◆ Task:
Using the records below, locate all lines containing "GUIA" and return them.

[Collected data entries]
- - -

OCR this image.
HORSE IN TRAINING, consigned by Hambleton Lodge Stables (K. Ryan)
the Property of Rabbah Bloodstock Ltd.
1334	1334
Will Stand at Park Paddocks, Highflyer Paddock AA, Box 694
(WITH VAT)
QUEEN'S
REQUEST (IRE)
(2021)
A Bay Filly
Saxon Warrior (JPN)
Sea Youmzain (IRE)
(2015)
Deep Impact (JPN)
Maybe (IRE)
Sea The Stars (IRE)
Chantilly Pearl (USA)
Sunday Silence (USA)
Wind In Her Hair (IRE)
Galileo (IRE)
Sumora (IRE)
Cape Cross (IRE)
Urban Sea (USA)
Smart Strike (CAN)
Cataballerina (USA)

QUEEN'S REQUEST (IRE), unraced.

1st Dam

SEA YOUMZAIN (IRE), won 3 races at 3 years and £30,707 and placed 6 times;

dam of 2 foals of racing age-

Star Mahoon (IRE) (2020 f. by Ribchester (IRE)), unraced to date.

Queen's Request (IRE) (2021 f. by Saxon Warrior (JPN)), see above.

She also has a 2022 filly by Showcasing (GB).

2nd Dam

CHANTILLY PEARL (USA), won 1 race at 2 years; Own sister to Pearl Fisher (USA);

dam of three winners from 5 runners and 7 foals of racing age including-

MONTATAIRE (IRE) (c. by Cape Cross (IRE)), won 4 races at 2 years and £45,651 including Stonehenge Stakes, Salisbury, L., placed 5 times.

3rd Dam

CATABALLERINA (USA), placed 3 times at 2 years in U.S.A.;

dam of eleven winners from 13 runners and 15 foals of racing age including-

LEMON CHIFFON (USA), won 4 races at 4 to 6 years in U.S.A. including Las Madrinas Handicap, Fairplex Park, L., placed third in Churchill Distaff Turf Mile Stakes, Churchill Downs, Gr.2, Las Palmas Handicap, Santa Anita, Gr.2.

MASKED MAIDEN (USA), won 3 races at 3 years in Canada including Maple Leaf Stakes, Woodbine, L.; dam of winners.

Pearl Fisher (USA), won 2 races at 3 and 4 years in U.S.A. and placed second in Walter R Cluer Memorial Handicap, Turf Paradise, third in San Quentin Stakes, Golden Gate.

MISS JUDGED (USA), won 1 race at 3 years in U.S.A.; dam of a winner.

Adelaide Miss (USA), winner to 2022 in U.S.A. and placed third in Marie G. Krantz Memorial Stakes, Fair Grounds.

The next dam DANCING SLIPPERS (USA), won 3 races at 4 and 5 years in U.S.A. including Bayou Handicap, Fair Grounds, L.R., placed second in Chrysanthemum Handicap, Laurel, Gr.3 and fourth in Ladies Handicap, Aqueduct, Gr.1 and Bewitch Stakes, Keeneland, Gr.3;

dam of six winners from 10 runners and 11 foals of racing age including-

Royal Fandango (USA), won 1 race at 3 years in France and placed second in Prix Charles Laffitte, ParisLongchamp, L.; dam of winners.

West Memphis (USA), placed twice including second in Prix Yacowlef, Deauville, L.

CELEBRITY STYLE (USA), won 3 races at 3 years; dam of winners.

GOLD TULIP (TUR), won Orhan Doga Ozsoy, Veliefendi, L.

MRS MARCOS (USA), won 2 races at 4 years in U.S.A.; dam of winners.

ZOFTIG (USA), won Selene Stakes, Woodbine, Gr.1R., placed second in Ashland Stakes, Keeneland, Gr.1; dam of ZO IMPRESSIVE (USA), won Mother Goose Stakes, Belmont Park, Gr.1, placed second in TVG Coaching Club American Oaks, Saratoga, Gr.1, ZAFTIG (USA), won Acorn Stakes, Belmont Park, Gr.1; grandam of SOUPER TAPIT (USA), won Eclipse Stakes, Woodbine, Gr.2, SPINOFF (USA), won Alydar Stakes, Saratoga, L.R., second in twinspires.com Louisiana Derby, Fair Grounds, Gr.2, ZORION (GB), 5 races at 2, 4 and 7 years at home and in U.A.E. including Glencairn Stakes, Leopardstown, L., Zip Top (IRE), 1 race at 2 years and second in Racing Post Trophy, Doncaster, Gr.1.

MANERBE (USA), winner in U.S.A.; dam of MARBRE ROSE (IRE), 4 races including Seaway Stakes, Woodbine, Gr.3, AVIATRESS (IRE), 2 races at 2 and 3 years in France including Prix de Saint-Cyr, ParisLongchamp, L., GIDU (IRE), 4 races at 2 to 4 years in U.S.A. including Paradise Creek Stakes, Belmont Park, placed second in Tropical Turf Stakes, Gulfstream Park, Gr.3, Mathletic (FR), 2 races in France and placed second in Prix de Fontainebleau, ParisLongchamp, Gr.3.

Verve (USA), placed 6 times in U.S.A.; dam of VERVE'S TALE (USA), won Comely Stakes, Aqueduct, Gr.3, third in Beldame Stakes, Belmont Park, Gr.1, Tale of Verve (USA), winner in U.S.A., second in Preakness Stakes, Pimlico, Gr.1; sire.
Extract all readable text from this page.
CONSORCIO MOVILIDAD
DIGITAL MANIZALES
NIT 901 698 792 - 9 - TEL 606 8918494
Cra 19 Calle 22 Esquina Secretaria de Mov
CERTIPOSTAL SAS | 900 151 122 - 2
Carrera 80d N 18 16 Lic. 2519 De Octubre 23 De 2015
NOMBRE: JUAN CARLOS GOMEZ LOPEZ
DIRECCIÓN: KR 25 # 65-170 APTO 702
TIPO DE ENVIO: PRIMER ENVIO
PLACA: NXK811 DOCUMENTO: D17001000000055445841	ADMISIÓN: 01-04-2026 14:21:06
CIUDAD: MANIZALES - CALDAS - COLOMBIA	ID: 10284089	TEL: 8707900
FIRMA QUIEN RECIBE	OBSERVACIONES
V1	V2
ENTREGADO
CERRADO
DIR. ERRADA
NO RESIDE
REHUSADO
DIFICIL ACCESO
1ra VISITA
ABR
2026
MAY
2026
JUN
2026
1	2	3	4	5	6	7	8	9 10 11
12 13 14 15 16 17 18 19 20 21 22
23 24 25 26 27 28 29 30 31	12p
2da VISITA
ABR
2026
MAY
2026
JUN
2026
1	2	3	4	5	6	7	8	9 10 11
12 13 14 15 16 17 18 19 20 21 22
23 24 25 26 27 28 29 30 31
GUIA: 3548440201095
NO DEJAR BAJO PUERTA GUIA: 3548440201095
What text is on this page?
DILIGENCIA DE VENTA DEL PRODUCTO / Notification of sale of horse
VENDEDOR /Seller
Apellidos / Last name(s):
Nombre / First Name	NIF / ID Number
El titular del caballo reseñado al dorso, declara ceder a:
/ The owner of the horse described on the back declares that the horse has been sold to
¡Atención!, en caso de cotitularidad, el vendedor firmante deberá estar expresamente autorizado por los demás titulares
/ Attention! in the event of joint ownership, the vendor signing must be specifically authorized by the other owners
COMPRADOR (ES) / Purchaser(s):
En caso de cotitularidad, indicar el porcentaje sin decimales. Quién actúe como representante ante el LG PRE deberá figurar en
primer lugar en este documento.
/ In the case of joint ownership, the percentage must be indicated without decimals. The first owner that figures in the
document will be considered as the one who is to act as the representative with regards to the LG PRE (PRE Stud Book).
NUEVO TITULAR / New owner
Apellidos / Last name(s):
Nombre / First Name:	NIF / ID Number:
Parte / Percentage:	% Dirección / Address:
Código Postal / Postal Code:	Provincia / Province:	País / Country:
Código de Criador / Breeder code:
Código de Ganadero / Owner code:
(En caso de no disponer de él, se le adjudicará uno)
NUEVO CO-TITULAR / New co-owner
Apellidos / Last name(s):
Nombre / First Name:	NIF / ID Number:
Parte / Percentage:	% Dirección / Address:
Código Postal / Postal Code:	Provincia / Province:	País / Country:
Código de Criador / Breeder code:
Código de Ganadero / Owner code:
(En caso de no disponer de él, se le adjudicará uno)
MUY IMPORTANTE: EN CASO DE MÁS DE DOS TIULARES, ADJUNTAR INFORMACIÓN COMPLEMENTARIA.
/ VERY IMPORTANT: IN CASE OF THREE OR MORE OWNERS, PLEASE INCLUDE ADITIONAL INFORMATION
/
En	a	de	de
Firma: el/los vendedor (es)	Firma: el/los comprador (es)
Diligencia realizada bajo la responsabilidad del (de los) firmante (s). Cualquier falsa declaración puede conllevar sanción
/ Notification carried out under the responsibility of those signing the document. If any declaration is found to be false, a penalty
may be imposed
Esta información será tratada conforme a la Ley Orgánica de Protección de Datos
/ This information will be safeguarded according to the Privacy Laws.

- - -

◆ Output below:
GUIA: 3548440201095
NO DEJAR BAJO PUERTA GUIA: 3548440201095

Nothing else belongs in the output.